-- begin --
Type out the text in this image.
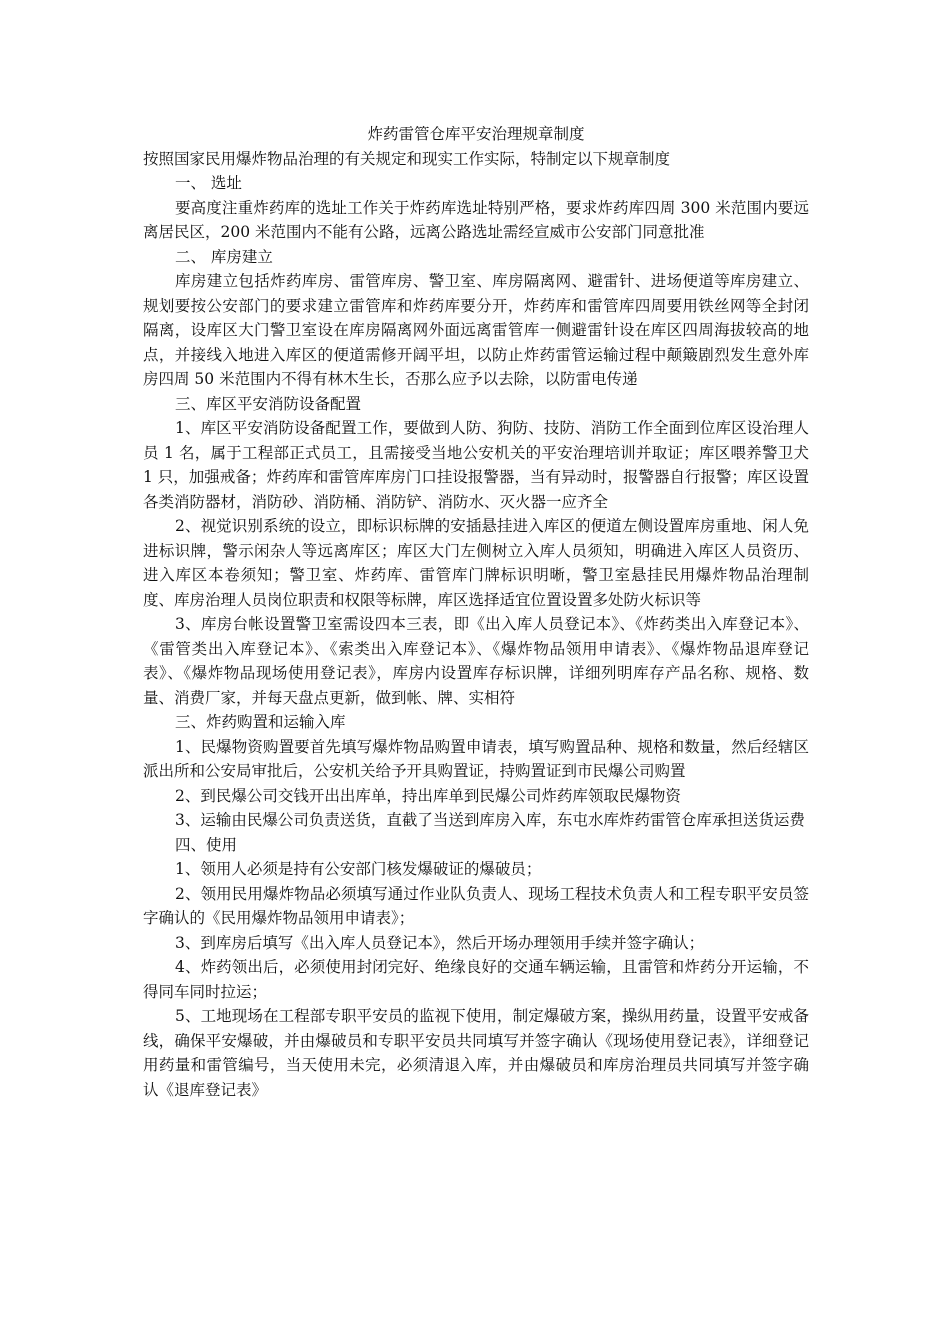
炸药雷管仓库平安治理规章制度

按照国家民用爆炸物品治理的有关规定和现实工作实际，特制定以下规章制度

一、 选址

要高度注重炸药库的选址工作关于炸药库选址特别严格，要求炸药库四周 300 米范围内要远离居民区，200 米范围内不能有公路，远离公路选址需经宣威市公安部门同意批准

二、 库房建立

库房建立包括炸药库房、雷管库房、警卫室、库房隔离网、避雷针、进场便道等库房建立、规划要按公安部门的要求建立雷管库和炸药库要分开，炸药库和雷管库四周要用铁丝网等全封闭隔离，设库区大门警卫室设在库房隔离网外面远离雷管库一侧避雷针设在库区四周海拔较高的地点，并接线入地进入库区的便道需修开阔平坦，以防止炸药雷管运输过程中颠簸剧烈发生意外库房四周 50 米范围内不得有林木生长，否那么应予以去除，以防雷电传递

三、库区平安消防设备配置

1、库区平安消防设备配置工作，要做到人防、狗防、技防、消防工作全面到位库区设治理人员 1 名，属于工程部正式员工，且需接受当地公安机关的平安治理培训并取证；库区喂养警卫犬 1 只，加强戒备；炸药库和雷管库库房门口挂设报警器，当有异动时，报警器自行报警；库区设置各类消防器材，消防砂、消防桶、消防铲、消防水、灭火器一应齐全

2、视觉识别系统的设立，即标识标牌的安插悬挂进入库区的便道左侧设置库房重地、闲人免进标识牌，警示闲杂人等远离库区；库区大门左侧树立入库人员须知，明确进入库区人员资历、进入库区本卷须知；警卫室、炸药库、雷管库门牌标识明晰，警卫室悬挂民用爆炸物品治理制度、库房治理人员岗位职责和权限等标牌，库区选择适宜位置设置多处防火标识等

3、库房台帐设置警卫室需设四本三表，即《出入库人员登记本》、《炸药类出入库登记本》、《雷管类出入库登记本》、《索类出入库登记本》、《爆炸物品领用申请表》、《爆炸物品退库登记表》、《爆炸物品现场使用登记表》，库房内设置库存标识牌，详细列明库存产品名称、规格、数量、消费厂家，并每天盘点更新，做到帐、牌、实相符

三、炸药购置和运输入库

1、民爆物资购置要首先填写爆炸物品购置申请表，填写购置品种、规格和数量，然后经辖区派出所和公安局审批后，公安机关给予开具购置证，持购置证到市民爆公司购置

2、到民爆公司交钱开出出库单，持出库单到民爆公司炸药库领取民爆物资

3、运输由民爆公司负责送货，直截了当送到库房入库，东屯水库炸药雷管仓库承担送货运费

四、使用

1、领用人必须是持有公安部门核发爆破证的爆破员；

2、领用民用爆炸物品必须填写通过作业队负责人、现场工程技术负责人和工程专职平安员签字确认的《民用爆炸物品领用申请表》；

3、到库房后填写《出入库人员登记本》，然后开场办理领用手续并签字确认；

4、炸药领出后，必须使用封闭完好、绝缘良好的交通车辆运输，且雷管和炸药分开运输，不得同车同时拉运；

5、工地现场在工程部专职平安员的监视下使用，制定爆破方案，操纵用药量，设置平安戒备线，确保平安爆破，并由爆破员和专职平安员共同填写并签字确认《现场使用登记表》，详细登记用药量和雷管编号，当天使用未完，必须清退入库，并由爆破员和库房治理员共同填写并签字确认《退库登记表》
-- end --
→ **To do**
All of the material above should be reproduced exactly, except the pictures.

→ **Correct answer**
Type out the text in this image.
炸药雷管仓库平安治理规章制度

按照国家民用爆炸物品治理的有关规定和现实工作实际，特制定以下规章制度

一、 选址

要高度注重炸药库的选址工作关于炸药库选址特别严格，要求炸药库四周 300 米范围内要远离居民区，200 米范围内不能有公路，远离公路选址需经宣威市公安部门同意批准

二、 库房建立

库房建立包括炸药库房、雷管库房、警卫室、库房隔离网、避雷针、进场便道等库房建立、规划要按公安部门的要求建立雷管库和炸药库要分开，炸药库和雷管库四周要用铁丝网等全封闭隔离，设库区大门警卫室设在库房隔离网外面远离雷管库一侧避雷针设在库区四周海拔较高的地点，并接线入地进入库区的便道需修开阔平坦，以防止炸药雷管运输过程中颠簸剧烈发生意外库房四周 50 米范围内不得有林木生长，否那么应予以去除，以防雷电传递

三、库区平安消防设备配置

1、库区平安消防设备配置工作，要做到人防、狗防、技防、消防工作全面到位库区设治理人员 1 名，属于工程部正式员工，且需接受当地公安机关的平安治理培训并取证；库区喂养警卫犬 1 只，加强戒备；炸药库和雷管库库房门口挂设报警器，当有异动时，报警器自行报警；库区设置各类消防器材，消防砂、消防桶、消防铲、消防水、灭火器一应齐全

2、视觉识别系统的设立，即标识标牌的安插悬挂进入库区的便道左侧设置库房重地、闲人免进标识牌，警示闲杂人等远离库区；库区大门左侧树立入库人员须知，明确进入库区人员资历、进入库区本卷须知；警卫室、炸药库、雷管库门牌标识明晰，警卫室悬挂民用爆炸物品治理制度、库房治理人员岗位职责和权限等标牌，库区选择适宜位置设置多处防火标识等

3、库房台帐设置警卫室需设四本三表，即《出入库人员登记本》、《炸药类出入库登记本》、《雷管类出入库登记本》、《索类出入库登记本》、《爆炸物品领用申请表》、《爆炸物品退库登记表》、《爆炸物品现场使用登记表》，库房内设置库存标识牌，详细列明库存产品名称、规格、数量、消费厂家，并每天盘点更新，做到帐、牌、实相符

三、炸药购置和运输入库

1、民爆物资购置要首先填写爆炸物品购置申请表，填写购置品种、规格和数量，然后经辖区派出所和公安局审批后，公安机关给予开具购置证，持购置证到市民爆公司购置

2、到民爆公司交钱开出出库单，持出库单到民爆公司炸药库领取民爆物资

3、运输由民爆公司负责送货，直截了当送到库房入库，东屯水库炸药雷管仓库承担送货运费

四、使用

1、领用人必须是持有公安部门核发爆破证的爆破员；

2、领用民用爆炸物品必须填写通过作业队负责人、现场工程技术负责人和工程专职平安员签字确认的《民用爆炸物品领用申请表》；

3、到库房后填写《出入库人员登记本》，然后开场办理领用手续并签字确认；

4、炸药领出后，必须使用封闭完好、绝缘良好的交通车辆运输，且雷管和炸药分开运输，不得同车同时拉运；

5、工地现场在工程部专职平安员的监视下使用，制定爆破方案，操纵用药量，设置平安戒备线，确保平安爆破，并由爆破员和专职平安员共同填写并签字确认《现场使用登记表》，详细登记用药量和雷管编号，当天使用未完，必须清退入库，并由爆破员和库房治理员共同填写并签字确认《退库登记表》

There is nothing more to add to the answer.